# Data for processing:
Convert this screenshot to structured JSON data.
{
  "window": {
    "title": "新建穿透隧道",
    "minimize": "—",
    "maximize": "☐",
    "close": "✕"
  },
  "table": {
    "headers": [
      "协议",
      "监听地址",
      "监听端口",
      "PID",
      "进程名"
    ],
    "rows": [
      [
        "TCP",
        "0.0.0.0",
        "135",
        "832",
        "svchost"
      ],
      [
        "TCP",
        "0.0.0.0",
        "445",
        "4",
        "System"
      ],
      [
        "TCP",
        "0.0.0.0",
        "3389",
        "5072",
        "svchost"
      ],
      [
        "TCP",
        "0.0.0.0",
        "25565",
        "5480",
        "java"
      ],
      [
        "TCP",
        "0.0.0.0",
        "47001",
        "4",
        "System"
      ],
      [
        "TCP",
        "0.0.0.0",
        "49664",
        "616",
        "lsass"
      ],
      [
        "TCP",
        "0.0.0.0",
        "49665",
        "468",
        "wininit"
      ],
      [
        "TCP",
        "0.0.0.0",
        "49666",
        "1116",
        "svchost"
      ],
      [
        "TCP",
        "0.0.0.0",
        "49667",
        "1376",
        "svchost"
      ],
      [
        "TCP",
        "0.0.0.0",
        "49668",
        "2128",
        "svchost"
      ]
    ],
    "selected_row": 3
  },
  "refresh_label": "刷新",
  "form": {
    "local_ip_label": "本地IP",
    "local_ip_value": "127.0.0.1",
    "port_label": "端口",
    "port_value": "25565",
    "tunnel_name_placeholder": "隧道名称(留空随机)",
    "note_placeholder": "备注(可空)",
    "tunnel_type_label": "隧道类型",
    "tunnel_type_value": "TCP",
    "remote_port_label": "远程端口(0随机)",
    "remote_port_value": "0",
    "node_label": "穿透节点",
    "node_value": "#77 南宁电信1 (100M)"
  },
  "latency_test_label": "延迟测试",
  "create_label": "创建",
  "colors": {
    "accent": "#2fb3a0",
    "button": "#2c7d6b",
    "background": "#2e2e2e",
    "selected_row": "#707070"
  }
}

# Task description:
Using the listing above, please repeat every entry exactly.

# Reply to the task:
Convert this screenshot to structured JSON data.
{
  "window": {
    "title": "新建穿透隧道",
    "minimize": "—",
    "maximize": "☐",
    "close": "✕"
  },
  "table": {
    "headers": [
      "协议",
      "监听地址",
      "监听端口",
      "PID",
      "进程名"
    ],
    "rows": [
      [
        "TCP",
        "0.0.0.0",
        "135",
        "832",
        "svchost"
      ],
      [
        "TCP",
        "0.0.0.0",
        "445",
        "4",
        "System"
      ],
      [
        "TCP",
        "0.0.0.0",
        "3389",
        "5072",
        "svchost"
      ],
      [
        "TCP",
        "0.0.0.0",
        "25565",
        "5480",
        "java"
      ],
      [
        "TCP",
        "0.0.0.0",
        "47001",
        "4",
        "System"
      ],
      [
        "TCP",
        "0.0.0.0",
        "49664",
        "616",
        "lsass"
      ],
      [
        "TCP",
        "0.0.0.0",
        "49665",
        "468",
        "wininit"
      ],
      [
        "TCP",
        "0.0.0.0",
        "49666",
        "1116",
        "svchost"
      ],
      [
        "TCP",
        "0.0.0.0",
        "49667",
        "1376",
        "svchost"
      ],
      [
        "TCP",
        "0.0.0.0",
        "49668",
        "2128",
        "svchost"
      ]
    ],
    "selected_row": 3
  },
  "refresh_label": "刷新",
  "form": {
    "local_ip_label": "本地IP",
    "local_ip_value": "127.0.0.1",
    "port_label": "端口",
    "port_value": "25565",
    "tunnel_name_placeholder": "隧道名称(留空随机)",
    "note_placeholder": "备注(可空)",
    "tunnel_type_label": "隧道类型",
    "tunnel_type_value": "TCP",
    "remote_port_label": "远程端口(0随机)",
    "remote_port_value": "0",
    "node_label": "穿透节点",
    "node_value": "#77 南宁电信1 (100M)"
  },
  "latency_test_label": "延迟测试",
  "create_label": "创建",
  "colors": {
    "accent": "#2fb3a0",
    "button": "#2c7d6b",
    "background": "#2e2e2e",
    "selected_row": "#707070"
  }
}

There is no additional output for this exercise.